**Entries with figure data**
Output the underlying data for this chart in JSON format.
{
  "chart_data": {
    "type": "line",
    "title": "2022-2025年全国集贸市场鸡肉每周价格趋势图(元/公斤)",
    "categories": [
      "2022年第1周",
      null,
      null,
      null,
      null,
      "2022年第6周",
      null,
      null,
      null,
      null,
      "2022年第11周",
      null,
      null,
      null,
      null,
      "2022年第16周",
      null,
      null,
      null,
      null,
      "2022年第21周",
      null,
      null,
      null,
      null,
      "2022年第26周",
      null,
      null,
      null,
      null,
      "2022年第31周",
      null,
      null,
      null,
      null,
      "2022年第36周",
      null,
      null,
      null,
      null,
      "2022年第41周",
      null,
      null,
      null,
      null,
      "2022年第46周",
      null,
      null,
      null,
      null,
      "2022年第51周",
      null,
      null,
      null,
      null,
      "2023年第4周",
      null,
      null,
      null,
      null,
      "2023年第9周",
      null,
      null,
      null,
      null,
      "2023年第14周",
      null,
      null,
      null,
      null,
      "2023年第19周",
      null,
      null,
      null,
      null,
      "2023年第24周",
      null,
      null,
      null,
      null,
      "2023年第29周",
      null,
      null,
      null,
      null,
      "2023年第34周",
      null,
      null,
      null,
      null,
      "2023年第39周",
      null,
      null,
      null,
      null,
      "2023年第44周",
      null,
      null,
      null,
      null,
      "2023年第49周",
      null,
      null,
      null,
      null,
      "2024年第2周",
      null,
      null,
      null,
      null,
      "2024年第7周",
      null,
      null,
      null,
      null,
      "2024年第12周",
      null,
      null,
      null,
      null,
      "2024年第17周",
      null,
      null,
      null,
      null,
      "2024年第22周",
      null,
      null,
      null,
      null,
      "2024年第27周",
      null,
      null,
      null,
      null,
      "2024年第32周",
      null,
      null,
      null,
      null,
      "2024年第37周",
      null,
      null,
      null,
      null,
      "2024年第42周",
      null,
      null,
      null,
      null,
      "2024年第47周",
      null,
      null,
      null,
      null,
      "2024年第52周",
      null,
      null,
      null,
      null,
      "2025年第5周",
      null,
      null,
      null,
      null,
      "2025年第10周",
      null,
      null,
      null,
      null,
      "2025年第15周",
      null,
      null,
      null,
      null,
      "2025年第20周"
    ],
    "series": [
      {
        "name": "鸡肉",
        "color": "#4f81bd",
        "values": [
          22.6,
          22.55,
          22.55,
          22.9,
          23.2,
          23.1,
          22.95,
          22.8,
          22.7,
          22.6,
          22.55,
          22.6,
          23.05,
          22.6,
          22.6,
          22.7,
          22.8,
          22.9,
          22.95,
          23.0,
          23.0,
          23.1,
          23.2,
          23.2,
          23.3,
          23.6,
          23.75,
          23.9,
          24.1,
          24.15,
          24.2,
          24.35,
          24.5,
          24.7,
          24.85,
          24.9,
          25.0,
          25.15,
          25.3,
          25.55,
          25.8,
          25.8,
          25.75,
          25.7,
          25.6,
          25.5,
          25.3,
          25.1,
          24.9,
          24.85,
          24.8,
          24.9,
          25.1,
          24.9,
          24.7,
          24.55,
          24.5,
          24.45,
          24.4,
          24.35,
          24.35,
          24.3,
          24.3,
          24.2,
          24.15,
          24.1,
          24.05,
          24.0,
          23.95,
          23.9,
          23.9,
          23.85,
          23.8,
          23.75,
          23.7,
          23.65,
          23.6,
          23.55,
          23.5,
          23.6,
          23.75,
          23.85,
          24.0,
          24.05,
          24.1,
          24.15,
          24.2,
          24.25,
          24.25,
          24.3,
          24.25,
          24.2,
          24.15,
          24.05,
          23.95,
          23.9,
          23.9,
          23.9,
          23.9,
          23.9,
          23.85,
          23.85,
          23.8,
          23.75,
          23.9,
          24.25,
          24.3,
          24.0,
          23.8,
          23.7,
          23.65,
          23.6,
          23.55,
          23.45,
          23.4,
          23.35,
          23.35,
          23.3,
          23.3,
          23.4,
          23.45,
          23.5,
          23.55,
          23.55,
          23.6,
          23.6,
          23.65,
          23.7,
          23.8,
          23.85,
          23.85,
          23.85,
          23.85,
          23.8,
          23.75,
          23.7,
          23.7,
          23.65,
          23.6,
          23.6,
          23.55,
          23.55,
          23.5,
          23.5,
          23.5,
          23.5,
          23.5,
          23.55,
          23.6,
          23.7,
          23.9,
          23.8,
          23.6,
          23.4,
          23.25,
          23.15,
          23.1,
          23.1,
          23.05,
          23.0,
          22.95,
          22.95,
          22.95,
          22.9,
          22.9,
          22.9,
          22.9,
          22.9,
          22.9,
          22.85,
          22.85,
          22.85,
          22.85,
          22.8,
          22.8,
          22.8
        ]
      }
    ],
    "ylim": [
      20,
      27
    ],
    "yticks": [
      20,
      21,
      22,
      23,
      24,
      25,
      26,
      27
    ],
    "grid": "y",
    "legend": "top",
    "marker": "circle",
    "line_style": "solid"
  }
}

**Work instructions**
Please repeat the material above, word for word and in full.

**Complete answer**
Output the underlying data for this chart in JSON format.
{
  "chart_data": {
    "type": "line",
    "title": "2022-2025年全国集贸市场鸡肉每周价格趋势图(元/公斤)",
    "categories": [
      "2022年第1周",
      null,
      null,
      null,
      null,
      "2022年第6周",
      null,
      null,
      null,
      null,
      "2022年第11周",
      null,
      null,
      null,
      null,
      "2022年第16周",
      null,
      null,
      null,
      null,
      "2022年第21周",
      null,
      null,
      null,
      null,
      "2022年第26周",
      null,
      null,
      null,
      null,
      "2022年第31周",
      null,
      null,
      null,
      null,
      "2022年第36周",
      null,
      null,
      null,
      null,
      "2022年第41周",
      null,
      null,
      null,
      null,
      "2022年第46周",
      null,
      null,
      null,
      null,
      "2022年第51周",
      null,
      null,
      null,
      null,
      "2023年第4周",
      null,
      null,
      null,
      null,
      "2023年第9周",
      null,
      null,
      null,
      null,
      "2023年第14周",
      null,
      null,
      null,
      null,
      "2023年第19周",
      null,
      null,
      null,
      null,
      "2023年第24周",
      null,
      null,
      null,
      null,
      "2023年第29周",
      null,
      null,
      null,
      null,
      "2023年第34周",
      null,
      null,
      null,
      null,
      "2023年第39周",
      null,
      null,
      null,
      null,
      "2023年第44周",
      null,
      null,
      null,
      null,
      "2023年第49周",
      null,
      null,
      null,
      null,
      "2024年第2周",
      null,
      null,
      null,
      null,
      "2024年第7周",
      null,
      null,
      null,
      null,
      "2024年第12周",
      null,
      null,
      null,
      null,
      "2024年第17周",
      null,
      null,
      null,
      null,
      "2024年第22周",
      null,
      null,
      null,
      null,
      "2024年第27周",
      null,
      null,
      null,
      null,
      "2024年第32周",
      null,
      null,
      null,
      null,
      "2024年第37周",
      null,
      null,
      null,
      null,
      "2024年第42周",
      null,
      null,
      null,
      null,
      "2024年第47周",
      null,
      null,
      null,
      null,
      "2024年第52周",
      null,
      null,
      null,
      null,
      "2025年第5周",
      null,
      null,
      null,
      null,
      "2025年第10周",
      null,
      null,
      null,
      null,
      "2025年第15周",
      null,
      null,
      null,
      null,
      "2025年第20周"
    ],
    "series": [
      {
        "name": "鸡肉",
        "color": "#4f81bd",
        "values": [
          22.6,
          22.55,
          22.55,
          22.9,
          23.2,
          23.1,
          22.95,
          22.8,
          22.7,
          22.6,
          22.55,
          22.6,
          23.05,
          22.6,
          22.6,
          22.7,
          22.8,
          22.9,
          22.95,
          23.0,
          23.0,
          23.1,
          23.2,
          23.2,
          23.3,
          23.6,
          23.75,
          23.9,
          24.1,
          24.15,
          24.2,
          24.35,
          24.5,
          24.7,
          24.85,
          24.9,
          25.0,
          25.15,
          25.3,
          25.55,
          25.8,
          25.8,
          25.75,
          25.7,
          25.6,
          25.5,
          25.3,
          25.1,
          24.9,
          24.85,
          24.8,
          24.9,
          25.1,
          24.9,
          24.7,
          24.55,
          24.5,
          24.45,
          24.4,
          24.35,
          24.35,
          24.3,
          24.3,
          24.2,
          24.15,
          24.1,
          24.05,
          24.0,
          23.95,
          23.9,
          23.9,
          23.85,
          23.8,
          23.75,
          23.7,
          23.65,
          23.6,
          23.55,
          23.5,
          23.6,
          23.75,
          23.85,
          24.0,
          24.05,
          24.1,
          24.15,
          24.2,
          24.25,
          24.25,
          24.3,
          24.25,
          24.2,
          24.15,
          24.05,
          23.95,
          23.9,
          23.9,
          23.9,
          23.9,
          23.9,
          23.85,
          23.85,
          23.8,
          23.75,
          23.9,
          24.25,
          24.3,
          24.0,
          23.8,
          23.7,
          23.65,
          23.6,
          23.55,
          23.45,
          23.4,
          23.35,
          23.35,
          23.3,
          23.3,
          23.4,
          23.45,
          23.5,
          23.55,
          23.55,
          23.6,
          23.6,
          23.65,
          23.7,
          23.8,
          23.85,
          23.85,
          23.85,
          23.85,
          23.8,
          23.75,
          23.7,
          23.7,
          23.65,
          23.6,
          23.6,
          23.55,
          23.55,
          23.5,
          23.5,
          23.5,
          23.5,
          23.5,
          23.55,
          23.6,
          23.7,
          23.9,
          23.8,
          23.6,
          23.4,
          23.25,
          23.15,
          23.1,
          23.1,
          23.05,
          23.0,
          22.95,
          22.95,
          22.95,
          22.9,
          22.9,
          22.9,
          22.9,
          22.9,
          22.9,
          22.85,
          22.85,
          22.85,
          22.85,
          22.8,
          22.8,
          22.8
        ]
      }
    ],
    "ylim": [
      20,
      27
    ],
    "yticks": [
      20,
      21,
      22,
      23,
      24,
      25,
      26,
      27
    ],
    "grid": "y",
    "legend": "top",
    "marker": "circle",
    "line_style": "solid"
  }
}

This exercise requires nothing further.